Exercise aim: Reproduce each item below line for line, with no changes, and omit the pictures from your output.

Data rows:
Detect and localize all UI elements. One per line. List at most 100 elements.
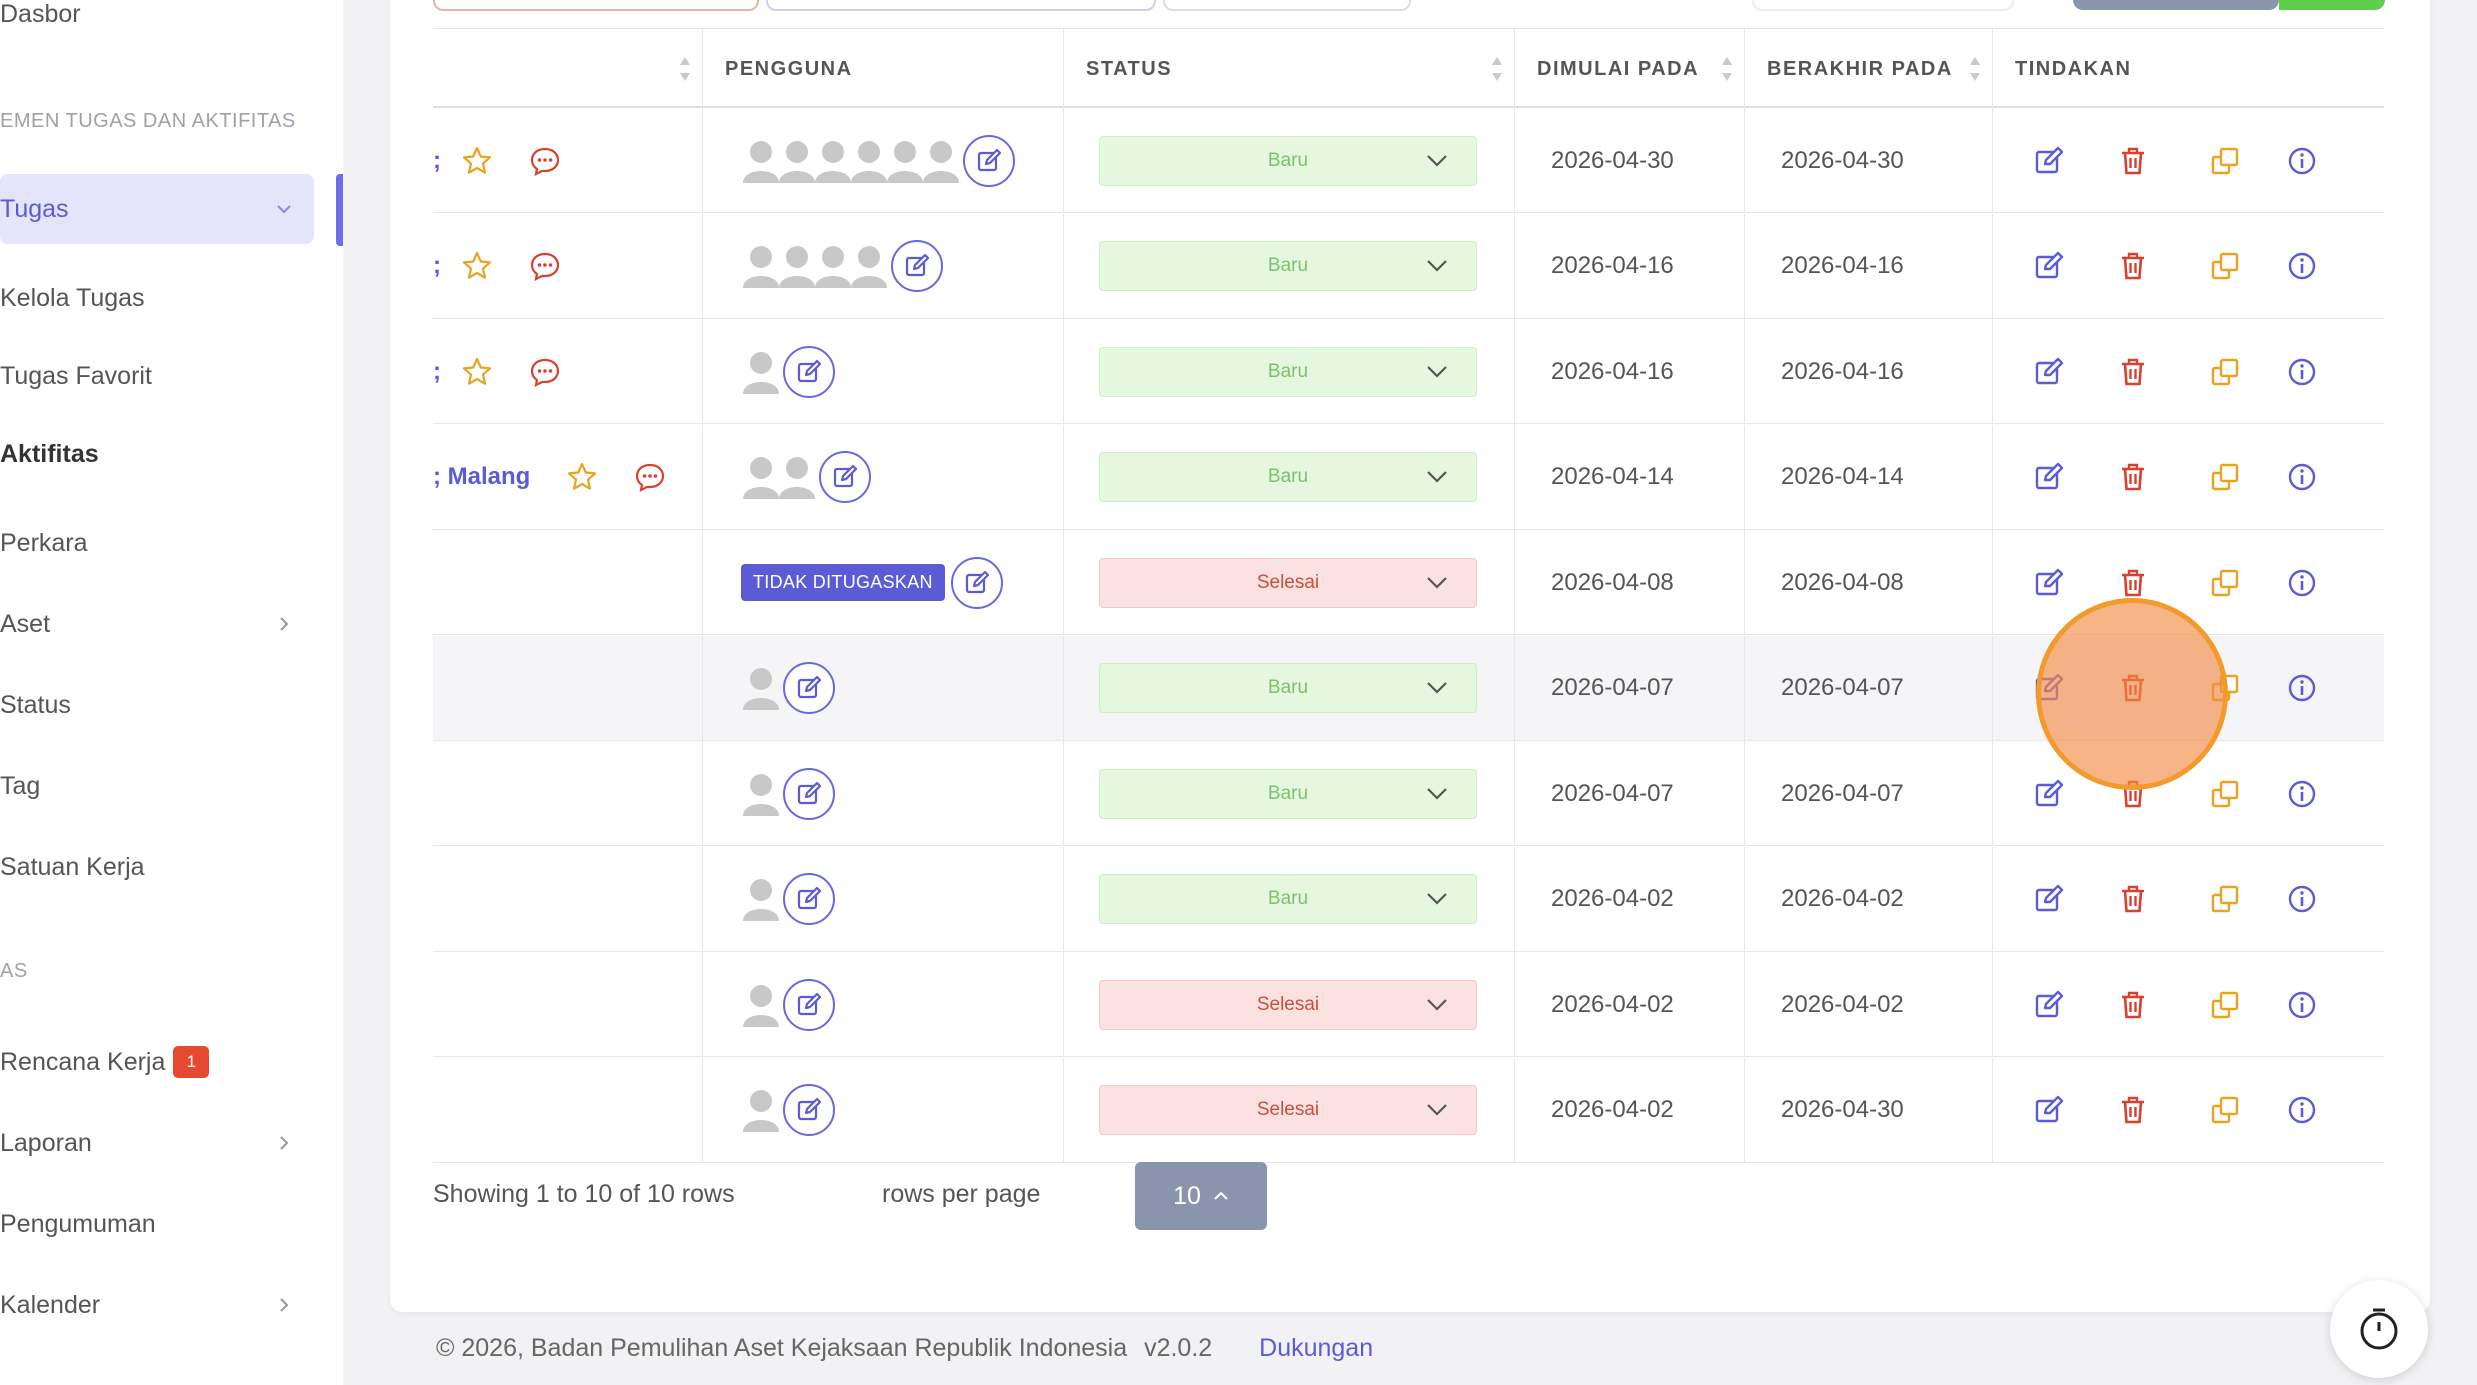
end-date: 2026-04-16 — [1781, 252, 1904, 279]
assign-user-button[interactable] — [783, 345, 835, 398]
assign-user-button[interactable] — [783, 767, 835, 820]
copy-icon[interactable] — [2210, 462, 2240, 492]
status-dropdown[interactable]: Baru — [1099, 874, 1477, 924]
column-header-status[interactable]: STATUS — [1064, 29, 1515, 109]
star-icon[interactable] — [461, 250, 493, 282]
sidebar-item-dasbor[interactable]: Dasbor — [0, 0, 314, 29]
trash-icon[interactable] — [2118, 884, 2148, 914]
edit-icon[interactable] — [2034, 568, 2064, 598]
sidebar-item-status[interactable]: Status — [0, 670, 314, 740]
toolbar-button[interactable] — [2073, 0, 2279, 10]
sidebar-item-laporan[interactable]: Laporan — [0, 1108, 314, 1178]
copy-icon[interactable] — [2210, 1095, 2240, 1125]
trash-icon[interactable] — [2118, 990, 2148, 1020]
assign-user-button[interactable] — [891, 240, 943, 292]
trash-icon[interactable] — [2118, 462, 2148, 492]
assign-user-button[interactable] — [963, 134, 1015, 187]
status-dropdown[interactable]: Selesai — [1099, 979, 1477, 1030]
info-icon[interactable] — [2287, 884, 2317, 914]
add-button[interactable] — [2279, 0, 2385, 10]
column-header-name[interactable] — [433, 29, 703, 109]
timer-button[interactable] — [2330, 1280, 2428, 1378]
status-dropdown[interactable]: Baru — [1099, 346, 1477, 397]
assign-user-button[interactable] — [783, 1084, 835, 1136]
edit-icon[interactable] — [2034, 462, 2064, 492]
assign-user-button[interactable] — [783, 662, 835, 714]
info-icon[interactable] — [2287, 568, 2317, 598]
sidebar-item-pengumuman[interactable]: Pengumuman — [0, 1189, 314, 1259]
assign-user-button[interactable] — [819, 451, 871, 503]
sidebar-item-tugas[interactable]: Tugas — [0, 174, 314, 244]
status-dropdown[interactable]: Selesai — [1099, 557, 1477, 608]
sidebar-item-satuan-kerja[interactable]: Satuan Kerja — [0, 832, 314, 902]
info-icon[interactable] — [2287, 990, 2317, 1020]
star-icon[interactable] — [461, 356, 493, 388]
info-icon[interactable] — [2287, 673, 2317, 703]
assign-user-button[interactable] — [950, 556, 1003, 609]
sidebar-item-kalender[interactable]: Kalender — [0, 1270, 314, 1340]
copy-icon[interactable] — [2210, 146, 2240, 176]
info-icon[interactable] — [2287, 251, 2317, 281]
task-name[interactable]: ; Malang — [433, 463, 531, 490]
copy-icon[interactable] — [2210, 884, 2240, 914]
info-icon[interactable] — [2287, 779, 2317, 809]
task-name-fragment[interactable]: ; — [433, 252, 441, 279]
trash-icon[interactable] — [2118, 251, 2148, 281]
trash-icon[interactable] — [2118, 146, 2148, 176]
filter-tab[interactable] — [433, 0, 759, 11]
comment-icon[interactable] — [529, 356, 561, 388]
status-dropdown[interactable]: Baru — [1099, 663, 1477, 713]
sidebar-item-tugas-favorit[interactable]: Tugas Favorit — [0, 341, 314, 411]
sidebar-item-tag[interactable]: Tag — [0, 751, 314, 821]
status-dropdown[interactable]: Baru — [1099, 241, 1477, 291]
edit-icon[interactable] — [2034, 990, 2064, 1020]
info-icon[interactable] — [2287, 357, 2317, 387]
sidebar-item-kelola-tugas[interactable]: Kelola Tugas — [0, 263, 314, 333]
edit-icon[interactable] — [2034, 146, 2064, 176]
page-size-dropdown[interactable]: 10 — [1135, 1162, 1267, 1230]
sidebar-item-label: Tugas — [0, 194, 69, 223]
star-icon[interactable] — [566, 461, 598, 493]
info-icon[interactable] — [2287, 1095, 2317, 1125]
trash-icon[interactable] — [2118, 1095, 2148, 1125]
sidebar-item-rencana-kerja[interactable]: Rencana Kerja 1 — [0, 1027, 314, 1097]
status-dropdown[interactable]: Selesai — [1099, 1085, 1477, 1135]
edit-icon[interactable] — [2034, 884, 2064, 914]
edit-icon[interactable] — [2034, 357, 2064, 387]
info-icon[interactable] — [2287, 146, 2317, 176]
filter-tab[interactable] — [766, 0, 1156, 11]
info-icon[interactable] — [2287, 462, 2317, 492]
assign-user-button[interactable] — [783, 978, 835, 1031]
copy-icon[interactable] — [2210, 568, 2240, 598]
filter-tab[interactable] — [1163, 0, 1411, 11]
table-row: TIDAK DITUGASKAN Selesai 2026-04-08 2026-04… — [433, 530, 2384, 635]
comment-icon[interactable] — [529, 250, 561, 282]
edit-icon[interactable] — [2034, 251, 2064, 281]
column-header-berakhir[interactable]: BERAKHIR PADA — [1745, 29, 1993, 109]
support-link[interactable]: Dukungan — [1259, 1334, 1374, 1362]
column-header-dimulai[interactable]: DIMULAI PADA — [1515, 29, 1745, 109]
sidebar-item-aset[interactable]: Aset — [0, 589, 314, 659]
status-dropdown[interactable]: Baru — [1099, 452, 1477, 502]
sidebar-item-perkara[interactable]: Perkara — [0, 508, 314, 578]
table-row: ; Baru 2026-04-16 2026-04-16 — [433, 319, 2384, 424]
trash-icon[interactable] — [2118, 357, 2148, 387]
star-icon[interactable] — [461, 145, 493, 177]
edit-icon[interactable] — [2034, 779, 2064, 809]
edit-icon[interactable] — [2034, 1095, 2064, 1125]
search-input[interactable] — [1752, 0, 2014, 11]
copy-icon[interactable] — [2210, 251, 2240, 281]
copy-icon[interactable] — [2210, 990, 2240, 1020]
sidebar-item-aktifitas[interactable]: Aktifitas — [0, 419, 314, 489]
copy-icon[interactable] — [2210, 357, 2240, 387]
task-name-fragment[interactable]: ; — [433, 146, 441, 174]
status-dropdown[interactable]: Baru — [1099, 135, 1477, 186]
status-dropdown[interactable]: Baru — [1099, 768, 1477, 819]
assign-user-button[interactable] — [783, 873, 835, 925]
task-name-fragment[interactable]: ; — [433, 357, 441, 385]
comment-icon[interactable] — [634, 461, 666, 493]
copy-icon[interactable] — [2210, 779, 2240, 809]
comment-icon[interactable] — [529, 145, 561, 177]
trash-icon[interactable] — [2118, 568, 2148, 598]
start-date: 2026-04-07 — [1551, 779, 1674, 807]
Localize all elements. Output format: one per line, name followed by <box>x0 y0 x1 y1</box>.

Reply to the task:
Detect and localize all UI elements. One per line. List at most 100 elements.
end-date: 2026-04-16 — [1781, 252, 1904, 279]
assign-user-button[interactable] — [783, 345, 835, 398]
assign-user-button[interactable] — [783, 767, 835, 820]
copy-icon[interactable] — [2210, 462, 2240, 492]
status-dropdown[interactable]: Baru — [1099, 874, 1477, 924]
column-header-status[interactable]: STATUS — [1064, 29, 1515, 109]
star-icon[interactable] — [461, 250, 493, 282]
sidebar-item-dasbor[interactable]: Dasbor — [0, 0, 314, 29]
trash-icon[interactable] — [2118, 884, 2148, 914]
edit-icon[interactable] — [2034, 568, 2064, 598]
sidebar-item-status[interactable]: Status — [0, 670, 314, 740]
toolbar-button[interactable] — [2073, 0, 2279, 10]
sidebar-item-laporan[interactable]: Laporan — [0, 1108, 314, 1178]
copy-icon[interactable] — [2210, 1095, 2240, 1125]
trash-icon[interactable] — [2118, 990, 2148, 1020]
assign-user-button[interactable] — [891, 240, 943, 292]
trash-icon[interactable] — [2118, 462, 2148, 492]
assign-user-button[interactable] — [963, 134, 1015, 187]
status-dropdown[interactable]: Selesai — [1099, 979, 1477, 1030]
info-icon[interactable] — [2287, 884, 2317, 914]
add-button[interactable] — [2279, 0, 2385, 10]
column-header-name[interactable] — [433, 29, 703, 109]
timer-button[interactable] — [2330, 1280, 2428, 1378]
status-dropdown[interactable]: Baru — [1099, 346, 1477, 397]
assign-user-button[interactable] — [783, 1084, 835, 1136]
edit-icon[interactable] — [2034, 462, 2064, 492]
assign-user-button[interactable] — [783, 662, 835, 714]
info-icon[interactable] — [2287, 568, 2317, 598]
sidebar-item-pengumuman[interactable]: Pengumuman — [0, 1189, 314, 1259]
assign-user-button[interactable] — [819, 451, 871, 503]
sidebar-item-tugas[interactable]: Tugas — [0, 174, 314, 244]
status-dropdown[interactable]: Selesai — [1099, 557, 1477, 608]
sidebar-item-satuan-kerja[interactable]: Satuan Kerja — [0, 832, 314, 902]
info-icon[interactable] — [2287, 990, 2317, 1020]
star-icon[interactable] — [461, 356, 493, 388]
info-icon[interactable] — [2287, 673, 2317, 703]
assign-user-button[interactable] — [950, 556, 1003, 609]
sidebar-item-kalender[interactable]: Kalender — [0, 1270, 314, 1340]
copy-icon[interactable] — [2210, 146, 2240, 176]
info-icon[interactable] — [2287, 251, 2317, 281]
task-name[interactable]: ; Malang — [433, 463, 531, 490]
copy-icon[interactable] — [2210, 884, 2240, 914]
info-icon[interactable] — [2287, 779, 2317, 809]
task-name-fragment[interactable]: ; — [433, 252, 441, 279]
trash-icon[interactable] — [2118, 251, 2148, 281]
trash-icon[interactable] — [2118, 146, 2148, 176]
filter-tab[interactable] — [433, 0, 759, 11]
comment-icon[interactable] — [529, 356, 561, 388]
status-dropdown[interactable]: Baru — [1099, 663, 1477, 713]
sidebar-item-tugas-favorit[interactable]: Tugas Favorit — [0, 341, 314, 411]
sidebar-item-tag[interactable]: Tag — [0, 751, 314, 821]
status-dropdown[interactable]: Baru — [1099, 241, 1477, 291]
edit-icon[interactable] — [2034, 990, 2064, 1020]
info-icon[interactable] — [2287, 357, 2317, 387]
sidebar-item-kelola-tugas[interactable]: Kelola Tugas — [0, 263, 314, 333]
edit-icon[interactable] — [2034, 146, 2064, 176]
page-size-dropdown[interactable]: 10 — [1135, 1162, 1267, 1230]
sidebar-item-label: Tugas — [0, 194, 69, 223]
star-icon[interactable] — [566, 461, 598, 493]
info-icon[interactable] — [2287, 1095, 2317, 1125]
trash-icon[interactable] — [2118, 1095, 2148, 1125]
sidebar-item-rencana-kerja[interactable]: Rencana Kerja 1 — [0, 1027, 314, 1097]
status-dropdown[interactable]: Selesai — [1099, 1085, 1477, 1135]
edit-icon[interactable] — [2034, 884, 2064, 914]
edit-icon[interactable] — [2034, 357, 2064, 387]
info-icon[interactable] — [2287, 146, 2317, 176]
filter-tab[interactable] — [766, 0, 1156, 11]
info-icon[interactable] — [2287, 462, 2317, 492]
assign-user-button[interactable] — [783, 978, 835, 1031]
copy-icon[interactable] — [2210, 568, 2240, 598]
filter-tab[interactable] — [1163, 0, 1411, 11]
table-row: TIDAK DITUGASKAN Selesai 2026-04-08 2026-04… — [433, 530, 2384, 635]
comment-icon[interactable] — [529, 250, 561, 282]
edit-icon[interactable] — [2034, 251, 2064, 281]
column-header-berakhir[interactable]: BERAKHIR PADA — [1745, 29, 1993, 109]
support-link[interactable]: Dukungan — [1259, 1334, 1374, 1362]
column-header-dimulai[interactable]: DIMULAI PADA — [1515, 29, 1745, 109]
sidebar-item-aset[interactable]: Aset — [0, 589, 314, 659]
status-dropdown[interactable]: Baru — [1099, 452, 1477, 502]
sidebar-item-perkara[interactable]: Perkara — [0, 508, 314, 578]
table-row: ; Baru 2026-04-16 2026-04-16 — [433, 319, 2384, 424]
trash-icon[interactable] — [2118, 357, 2148, 387]
star-icon[interactable] — [461, 145, 493, 177]
edit-icon[interactable] — [2034, 779, 2064, 809]
edit-icon[interactable] — [2034, 1095, 2064, 1125]
search-input[interactable] — [1752, 0, 2014, 11]
copy-icon[interactable] — [2210, 251, 2240, 281]
copy-icon[interactable] — [2210, 990, 2240, 1020]
sidebar-item-aktifitas[interactable]: Aktifitas — [0, 419, 314, 489]
copy-icon[interactable] — [2210, 357, 2240, 387]
task-name-fragment[interactable]: ; — [433, 146, 441, 174]
status-dropdown[interactable]: Baru — [1099, 135, 1477, 186]
status-dropdown[interactable]: Baru — [1099, 768, 1477, 819]
assign-user-button[interactable] — [783, 873, 835, 925]
task-name-fragment[interactable]: ; — [433, 357, 441, 385]
comment-icon[interactable] — [634, 461, 666, 493]
copy-icon[interactable] — [2210, 779, 2240, 809]
comment-icon[interactable] — [529, 145, 561, 177]
trash-icon[interactable] — [2118, 568, 2148, 598]
start-date: 2026-04-07 — [1551, 779, 1674, 807]
Localize all elements. Output format: one per line, name followed by <box>x0 y0 x1 y1</box>.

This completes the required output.